WHAT YOU ARE ASKED TO DO = Provide the count of lines that hold "ietweder" and no other output.

Saved entries =
^^^^^^^^^^^^^^^^
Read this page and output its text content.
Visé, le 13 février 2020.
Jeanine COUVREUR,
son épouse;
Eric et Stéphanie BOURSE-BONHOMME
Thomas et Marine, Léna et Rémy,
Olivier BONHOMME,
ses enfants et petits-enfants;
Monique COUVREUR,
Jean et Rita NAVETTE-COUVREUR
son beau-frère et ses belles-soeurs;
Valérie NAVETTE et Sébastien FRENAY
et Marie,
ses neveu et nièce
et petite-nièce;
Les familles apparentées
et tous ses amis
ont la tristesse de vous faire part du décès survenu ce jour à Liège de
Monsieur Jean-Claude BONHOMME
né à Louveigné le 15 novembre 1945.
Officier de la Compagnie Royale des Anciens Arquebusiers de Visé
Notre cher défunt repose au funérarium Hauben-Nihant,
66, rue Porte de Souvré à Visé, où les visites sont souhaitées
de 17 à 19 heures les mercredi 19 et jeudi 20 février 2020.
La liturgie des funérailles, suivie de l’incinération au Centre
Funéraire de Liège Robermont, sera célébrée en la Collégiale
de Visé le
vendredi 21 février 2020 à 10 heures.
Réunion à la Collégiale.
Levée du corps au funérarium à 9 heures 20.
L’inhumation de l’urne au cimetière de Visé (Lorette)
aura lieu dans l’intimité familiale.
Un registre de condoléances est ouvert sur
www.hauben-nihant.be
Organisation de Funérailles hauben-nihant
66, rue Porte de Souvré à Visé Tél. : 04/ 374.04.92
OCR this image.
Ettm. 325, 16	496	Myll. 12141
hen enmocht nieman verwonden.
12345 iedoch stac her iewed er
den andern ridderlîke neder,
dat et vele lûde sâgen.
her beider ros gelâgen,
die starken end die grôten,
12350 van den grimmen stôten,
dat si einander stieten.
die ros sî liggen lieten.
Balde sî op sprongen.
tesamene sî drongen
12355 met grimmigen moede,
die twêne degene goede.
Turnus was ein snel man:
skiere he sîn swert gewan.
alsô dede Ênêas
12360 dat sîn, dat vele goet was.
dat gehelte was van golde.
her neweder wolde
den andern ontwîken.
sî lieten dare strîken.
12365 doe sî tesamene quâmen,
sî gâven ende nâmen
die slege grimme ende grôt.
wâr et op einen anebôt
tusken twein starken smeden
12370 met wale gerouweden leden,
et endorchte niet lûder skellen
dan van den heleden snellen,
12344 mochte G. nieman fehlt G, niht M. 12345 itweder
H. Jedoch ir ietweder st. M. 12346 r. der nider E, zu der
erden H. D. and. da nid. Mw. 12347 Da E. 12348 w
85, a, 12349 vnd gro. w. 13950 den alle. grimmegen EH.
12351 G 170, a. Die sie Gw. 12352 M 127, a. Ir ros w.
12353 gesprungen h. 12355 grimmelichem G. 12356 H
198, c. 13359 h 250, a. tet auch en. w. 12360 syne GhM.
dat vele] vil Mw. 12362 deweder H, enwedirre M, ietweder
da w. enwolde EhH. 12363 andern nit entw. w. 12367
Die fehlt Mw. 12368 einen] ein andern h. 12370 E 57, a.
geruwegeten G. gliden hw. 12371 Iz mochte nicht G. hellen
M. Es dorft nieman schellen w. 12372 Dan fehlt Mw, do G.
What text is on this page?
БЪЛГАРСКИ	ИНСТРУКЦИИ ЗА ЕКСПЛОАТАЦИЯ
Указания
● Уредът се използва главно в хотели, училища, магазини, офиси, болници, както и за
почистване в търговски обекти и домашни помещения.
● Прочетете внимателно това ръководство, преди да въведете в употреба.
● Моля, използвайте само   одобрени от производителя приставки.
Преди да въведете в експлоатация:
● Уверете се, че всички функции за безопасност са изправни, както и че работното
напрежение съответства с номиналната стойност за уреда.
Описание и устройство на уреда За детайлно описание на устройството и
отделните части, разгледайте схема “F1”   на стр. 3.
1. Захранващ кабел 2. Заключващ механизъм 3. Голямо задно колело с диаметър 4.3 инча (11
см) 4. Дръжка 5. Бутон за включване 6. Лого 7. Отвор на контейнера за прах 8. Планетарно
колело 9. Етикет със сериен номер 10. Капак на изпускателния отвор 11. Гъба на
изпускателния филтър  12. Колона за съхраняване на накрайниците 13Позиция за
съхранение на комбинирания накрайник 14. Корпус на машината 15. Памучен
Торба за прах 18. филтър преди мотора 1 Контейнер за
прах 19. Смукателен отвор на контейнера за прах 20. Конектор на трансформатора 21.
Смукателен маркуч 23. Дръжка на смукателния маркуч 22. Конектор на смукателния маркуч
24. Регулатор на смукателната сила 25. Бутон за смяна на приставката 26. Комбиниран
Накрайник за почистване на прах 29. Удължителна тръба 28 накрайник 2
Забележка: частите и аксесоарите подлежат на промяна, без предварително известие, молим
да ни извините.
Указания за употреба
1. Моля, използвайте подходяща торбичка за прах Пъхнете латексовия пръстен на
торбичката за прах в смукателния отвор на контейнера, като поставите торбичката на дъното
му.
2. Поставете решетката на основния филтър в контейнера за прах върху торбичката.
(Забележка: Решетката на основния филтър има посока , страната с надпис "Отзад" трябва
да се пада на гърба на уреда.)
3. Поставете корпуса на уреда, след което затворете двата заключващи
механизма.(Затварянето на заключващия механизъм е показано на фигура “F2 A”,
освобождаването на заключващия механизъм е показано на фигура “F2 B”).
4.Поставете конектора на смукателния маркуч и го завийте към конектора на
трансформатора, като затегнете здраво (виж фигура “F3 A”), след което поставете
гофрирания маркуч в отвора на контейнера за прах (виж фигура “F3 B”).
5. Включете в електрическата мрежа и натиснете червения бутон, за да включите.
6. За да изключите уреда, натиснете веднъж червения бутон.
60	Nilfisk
^^^^^^^^^^^^^^^^
FINISHED ANSWER = 2